Work to do:
Copy out all of the data below with no alterations.

(Stored data)

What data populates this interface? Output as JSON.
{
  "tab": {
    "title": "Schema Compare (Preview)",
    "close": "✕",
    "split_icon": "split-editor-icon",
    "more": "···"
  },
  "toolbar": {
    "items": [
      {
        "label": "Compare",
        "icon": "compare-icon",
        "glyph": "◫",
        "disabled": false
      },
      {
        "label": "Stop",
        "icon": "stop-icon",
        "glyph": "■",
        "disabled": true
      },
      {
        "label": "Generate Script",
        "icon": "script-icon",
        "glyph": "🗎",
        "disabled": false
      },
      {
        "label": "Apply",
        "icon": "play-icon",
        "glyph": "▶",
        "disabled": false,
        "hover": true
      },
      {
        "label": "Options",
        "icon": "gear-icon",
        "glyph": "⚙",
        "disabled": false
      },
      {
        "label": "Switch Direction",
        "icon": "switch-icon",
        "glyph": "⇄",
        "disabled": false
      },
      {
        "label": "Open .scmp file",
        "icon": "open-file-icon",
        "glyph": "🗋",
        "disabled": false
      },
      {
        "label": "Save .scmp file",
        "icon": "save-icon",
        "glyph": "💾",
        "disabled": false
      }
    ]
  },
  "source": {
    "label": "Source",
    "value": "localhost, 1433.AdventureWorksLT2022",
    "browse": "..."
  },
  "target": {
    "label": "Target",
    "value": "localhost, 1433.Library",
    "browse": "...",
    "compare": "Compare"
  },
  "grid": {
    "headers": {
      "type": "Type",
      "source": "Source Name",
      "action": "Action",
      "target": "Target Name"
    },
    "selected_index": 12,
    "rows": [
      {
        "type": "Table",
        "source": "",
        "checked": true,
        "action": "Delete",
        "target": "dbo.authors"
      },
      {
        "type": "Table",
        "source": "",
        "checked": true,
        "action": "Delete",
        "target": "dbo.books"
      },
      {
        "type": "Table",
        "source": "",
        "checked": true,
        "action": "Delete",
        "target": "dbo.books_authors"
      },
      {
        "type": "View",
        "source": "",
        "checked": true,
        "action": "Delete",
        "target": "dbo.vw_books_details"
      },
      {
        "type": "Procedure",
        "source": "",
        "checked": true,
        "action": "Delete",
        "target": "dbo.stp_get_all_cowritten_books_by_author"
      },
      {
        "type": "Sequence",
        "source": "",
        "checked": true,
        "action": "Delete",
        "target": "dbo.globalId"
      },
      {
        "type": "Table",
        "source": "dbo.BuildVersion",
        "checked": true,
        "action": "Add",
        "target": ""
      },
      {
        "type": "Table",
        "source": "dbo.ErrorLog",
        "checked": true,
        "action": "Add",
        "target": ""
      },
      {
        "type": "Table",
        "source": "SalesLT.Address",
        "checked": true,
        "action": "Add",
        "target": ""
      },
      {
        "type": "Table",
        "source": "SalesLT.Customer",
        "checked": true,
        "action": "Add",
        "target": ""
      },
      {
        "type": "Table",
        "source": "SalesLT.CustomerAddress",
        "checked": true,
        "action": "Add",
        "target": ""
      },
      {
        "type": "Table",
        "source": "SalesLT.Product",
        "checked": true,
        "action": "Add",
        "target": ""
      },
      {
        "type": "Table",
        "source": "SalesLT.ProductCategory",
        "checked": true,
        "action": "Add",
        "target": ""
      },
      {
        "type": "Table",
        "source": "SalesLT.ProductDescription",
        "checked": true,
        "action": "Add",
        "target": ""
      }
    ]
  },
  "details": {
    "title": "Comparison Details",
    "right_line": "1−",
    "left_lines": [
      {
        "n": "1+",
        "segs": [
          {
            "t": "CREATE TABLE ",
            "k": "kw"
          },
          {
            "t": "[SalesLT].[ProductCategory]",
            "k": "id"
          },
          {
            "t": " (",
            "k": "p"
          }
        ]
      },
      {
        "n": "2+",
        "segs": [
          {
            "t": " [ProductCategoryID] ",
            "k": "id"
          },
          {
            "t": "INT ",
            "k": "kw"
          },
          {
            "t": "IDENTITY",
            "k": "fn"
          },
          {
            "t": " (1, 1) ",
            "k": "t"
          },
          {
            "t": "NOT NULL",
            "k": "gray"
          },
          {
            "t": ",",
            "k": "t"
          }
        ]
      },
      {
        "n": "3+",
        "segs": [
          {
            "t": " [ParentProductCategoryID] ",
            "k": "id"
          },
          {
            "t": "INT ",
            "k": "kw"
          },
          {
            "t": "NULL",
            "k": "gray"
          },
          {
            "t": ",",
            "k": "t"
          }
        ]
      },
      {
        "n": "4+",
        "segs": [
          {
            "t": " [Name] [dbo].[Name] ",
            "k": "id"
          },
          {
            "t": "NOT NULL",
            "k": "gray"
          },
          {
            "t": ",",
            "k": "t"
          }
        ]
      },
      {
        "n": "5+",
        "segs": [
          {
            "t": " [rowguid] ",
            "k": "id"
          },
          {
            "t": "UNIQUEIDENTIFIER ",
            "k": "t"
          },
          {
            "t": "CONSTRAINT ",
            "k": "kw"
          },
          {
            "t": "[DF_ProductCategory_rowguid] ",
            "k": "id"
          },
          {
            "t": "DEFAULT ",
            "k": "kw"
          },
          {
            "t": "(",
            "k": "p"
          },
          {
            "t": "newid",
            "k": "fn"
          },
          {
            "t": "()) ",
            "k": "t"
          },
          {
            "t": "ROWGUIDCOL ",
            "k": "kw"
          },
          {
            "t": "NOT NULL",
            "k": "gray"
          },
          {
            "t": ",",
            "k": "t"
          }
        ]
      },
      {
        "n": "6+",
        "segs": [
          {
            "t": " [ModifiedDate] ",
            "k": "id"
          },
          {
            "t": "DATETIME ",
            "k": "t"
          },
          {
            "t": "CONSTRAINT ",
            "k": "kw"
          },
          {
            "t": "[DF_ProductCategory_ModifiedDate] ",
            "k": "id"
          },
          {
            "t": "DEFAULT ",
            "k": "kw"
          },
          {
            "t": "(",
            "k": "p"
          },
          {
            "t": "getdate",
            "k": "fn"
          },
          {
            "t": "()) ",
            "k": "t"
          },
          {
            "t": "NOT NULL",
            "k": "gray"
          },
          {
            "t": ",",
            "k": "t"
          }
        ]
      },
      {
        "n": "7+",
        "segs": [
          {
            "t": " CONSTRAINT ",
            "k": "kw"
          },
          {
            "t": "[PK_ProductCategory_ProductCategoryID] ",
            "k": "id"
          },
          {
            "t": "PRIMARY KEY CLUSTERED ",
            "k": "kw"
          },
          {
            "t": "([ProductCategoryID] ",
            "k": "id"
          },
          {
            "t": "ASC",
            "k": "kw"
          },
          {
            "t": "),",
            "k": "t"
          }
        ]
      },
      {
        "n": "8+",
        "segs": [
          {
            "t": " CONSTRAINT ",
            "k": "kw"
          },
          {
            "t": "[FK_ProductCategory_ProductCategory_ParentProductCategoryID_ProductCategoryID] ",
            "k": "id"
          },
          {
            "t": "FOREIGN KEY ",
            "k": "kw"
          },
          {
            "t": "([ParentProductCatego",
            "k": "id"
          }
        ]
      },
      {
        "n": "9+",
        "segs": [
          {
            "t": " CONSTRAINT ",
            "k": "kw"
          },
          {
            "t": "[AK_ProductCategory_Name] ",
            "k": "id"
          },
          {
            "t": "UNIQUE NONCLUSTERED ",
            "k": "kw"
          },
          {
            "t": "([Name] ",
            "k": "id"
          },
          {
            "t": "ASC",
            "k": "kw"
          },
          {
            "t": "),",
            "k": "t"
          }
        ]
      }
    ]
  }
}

Answer:
What data populates this interface? Output as JSON.
{
  "tab": {
    "title": "Schema Compare (Preview)",
    "close": "✕",
    "split_icon": "split-editor-icon",
    "more": "···"
  },
  "toolbar": {
    "items": [
      {
        "label": "Compare",
        "icon": "compare-icon",
        "glyph": "◫",
        "disabled": false
      },
      {
        "label": "Stop",
        "icon": "stop-icon",
        "glyph": "■",
        "disabled": true
      },
      {
        "label": "Generate Script",
        "icon": "script-icon",
        "glyph": "🗎",
        "disabled": false
      },
      {
        "label": "Apply",
        "icon": "play-icon",
        "glyph": "▶",
        "disabled": false,
        "hover": true
      },
      {
        "label": "Options",
        "icon": "gear-icon",
        "glyph": "⚙",
        "disabled": false
      },
      {
        "label": "Switch Direction",
        "icon": "switch-icon",
        "glyph": "⇄",
        "disabled": false
      },
      {
        "label": "Open .scmp file",
        "icon": "open-file-icon",
        "glyph": "🗋",
        "disabled": false
      },
      {
        "label": "Save .scmp file",
        "icon": "save-icon",
        "glyph": "💾",
        "disabled": false
      }
    ]
  },
  "source": {
    "label": "Source",
    "value": "localhost, 1433.AdventureWorksLT2022",
    "browse": "..."
  },
  "target": {
    "label": "Target",
    "value": "localhost, 1433.Library",
    "browse": "...",
    "compare": "Compare"
  },
  "grid": {
    "headers": {
      "type": "Type",
      "source": "Source Name",
      "action": "Action",
      "target": "Target Name"
    },
    "selected_index": 12,
    "rows": [
      {
        "type": "Table",
        "source": "",
        "checked": true,
        "action": "Delete",
        "target": "dbo.authors"
      },
      {
        "type": "Table",
        "source": "",
        "checked": true,
        "action": "Delete",
        "target": "dbo.books"
      },
      {
        "type": "Table",
        "source": "",
        "checked": true,
        "action": "Delete",
        "target": "dbo.books_authors"
      },
      {
        "type": "View",
        "source": "",
        "checked": true,
        "action": "Delete",
        "target": "dbo.vw_books_details"
      },
      {
        "type": "Procedure",
        "source": "",
        "checked": true,
        "action": "Delete",
        "target": "dbo.stp_get_all_cowritten_books_by_author"
      },
      {
        "type": "Sequence",
        "source": "",
        "checked": true,
        "action": "Delete",
        "target": "dbo.globalId"
      },
      {
        "type": "Table",
        "source": "dbo.BuildVersion",
        "checked": true,
        "action": "Add",
        "target": ""
      },
      {
        "type": "Table",
        "source": "dbo.ErrorLog",
        "checked": true,
        "action": "Add",
        "target": ""
      },
      {
        "type": "Table",
        "source": "SalesLT.Address",
        "checked": true,
        "action": "Add",
        "target": ""
      },
      {
        "type": "Table",
        "source": "SalesLT.Customer",
        "checked": true,
        "action": "Add",
        "target": ""
      },
      {
        "type": "Table",
        "source": "SalesLT.CustomerAddress",
        "checked": true,
        "action": "Add",
        "target": ""
      },
      {
        "type": "Table",
        "source": "SalesLT.Product",
        "checked": true,
        "action": "Add",
        "target": ""
      },
      {
        "type": "Table",
        "source": "SalesLT.ProductCategory",
        "checked": true,
        "action": "Add",
        "target": ""
      },
      {
        "type": "Table",
        "source": "SalesLT.ProductDescription",
        "checked": true,
        "action": "Add",
        "target": ""
      }
    ]
  },
  "details": {
    "title": "Comparison Details",
    "right_line": "1−",
    "left_lines": [
      {
        "n": "1+",
        "segs": [
          {
            "t": "CREATE TABLE ",
            "k": "kw"
          },
          {
            "t": "[SalesLT].[ProductCategory]",
            "k": "id"
          },
          {
            "t": " (",
            "k": "p"
          }
        ]
      },
      {
        "n": "2+",
        "segs": [
          {
            "t": " [ProductCategoryID] ",
            "k": "id"
          },
          {
            "t": "INT ",
            "k": "kw"
          },
          {
            "t": "IDENTITY",
            "k": "fn"
          },
          {
            "t": " (1, 1) ",
            "k": "t"
          },
          {
            "t": "NOT NULL",
            "k": "gray"
          },
          {
            "t": ",",
            "k": "t"
          }
        ]
      },
      {
        "n": "3+",
        "segs": [
          {
            "t": " [ParentProductCategoryID] ",
            "k": "id"
          },
          {
            "t": "INT ",
            "k": "kw"
          },
          {
            "t": "NULL",
            "k": "gray"
          },
          {
            "t": ",",
            "k": "t"
          }
        ]
      },
      {
        "n": "4+",
        "segs": [
          {
            "t": " [Name] [dbo].[Name] ",
            "k": "id"
          },
          {
            "t": "NOT NULL",
            "k": "gray"
          },
          {
            "t": ",",
            "k": "t"
          }
        ]
      },
      {
        "n": "5+",
        "segs": [
          {
            "t": " [rowguid] ",
            "k": "id"
          },
          {
            "t": "UNIQUEIDENTIFIER ",
            "k": "t"
          },
          {
            "t": "CONSTRAINT ",
            "k": "kw"
          },
          {
            "t": "[DF_ProductCategory_rowguid] ",
            "k": "id"
          },
          {
            "t": "DEFAULT ",
            "k": "kw"
          },
          {
            "t": "(",
            "k": "p"
          },
          {
            "t": "newid",
            "k": "fn"
          },
          {
            "t": "()) ",
            "k": "t"
          },
          {
            "t": "ROWGUIDCOL ",
            "k": "kw"
          },
          {
            "t": "NOT NULL",
            "k": "gray"
          },
          {
            "t": ",",
            "k": "t"
          }
        ]
      },
      {
        "n": "6+",
        "segs": [
          {
            "t": " [ModifiedDate] ",
            "k": "id"
          },
          {
            "t": "DATETIME ",
            "k": "t"
          },
          {
            "t": "CONSTRAINT ",
            "k": "kw"
          },
          {
            "t": "[DF_ProductCategory_ModifiedDate] ",
            "k": "id"
          },
          {
            "t": "DEFAULT ",
            "k": "kw"
          },
          {
            "t": "(",
            "k": "p"
          },
          {
            "t": "getdate",
            "k": "fn"
          },
          {
            "t": "()) ",
            "k": "t"
          },
          {
            "t": "NOT NULL",
            "k": "gray"
          },
          {
            "t": ",",
            "k": "t"
          }
        ]
      },
      {
        "n": "7+",
        "segs": [
          {
            "t": " CONSTRAINT ",
            "k": "kw"
          },
          {
            "t": "[PK_ProductCategory_ProductCategoryID] ",
            "k": "id"
          },
          {
            "t": "PRIMARY KEY CLUSTERED ",
            "k": "kw"
          },
          {
            "t": "([ProductCategoryID] ",
            "k": "id"
          },
          {
            "t": "ASC",
            "k": "kw"
          },
          {
            "t": "),",
            "k": "t"
          }
        ]
      },
      {
        "n": "8+",
        "segs": [
          {
            "t": " CONSTRAINT ",
            "k": "kw"
          },
          {
            "t": "[FK_ProductCategory_ProductCategory_ParentProductCategoryID_ProductCategoryID] ",
            "k": "id"
          },
          {
            "t": "FOREIGN KEY ",
            "k": "kw"
          },
          {
            "t": "([ParentProductCatego",
            "k": "id"
          }
        ]
      },
      {
        "n": "9+",
        "segs": [
          {
            "t": " CONSTRAINT ",
            "k": "kw"
          },
          {
            "t": "[AK_ProductCategory_Name] ",
            "k": "id"
          },
          {
            "t": "UNIQUE NONCLUSTERED ",
            "k": "kw"
          },
          {
            "t": "([Name] ",
            "k": "id"
          },
          {
            "t": "ASC",
            "k": "kw"
          },
          {
            "t": "),",
            "k": "t"
          }
        ]
      }
    ]
  }
}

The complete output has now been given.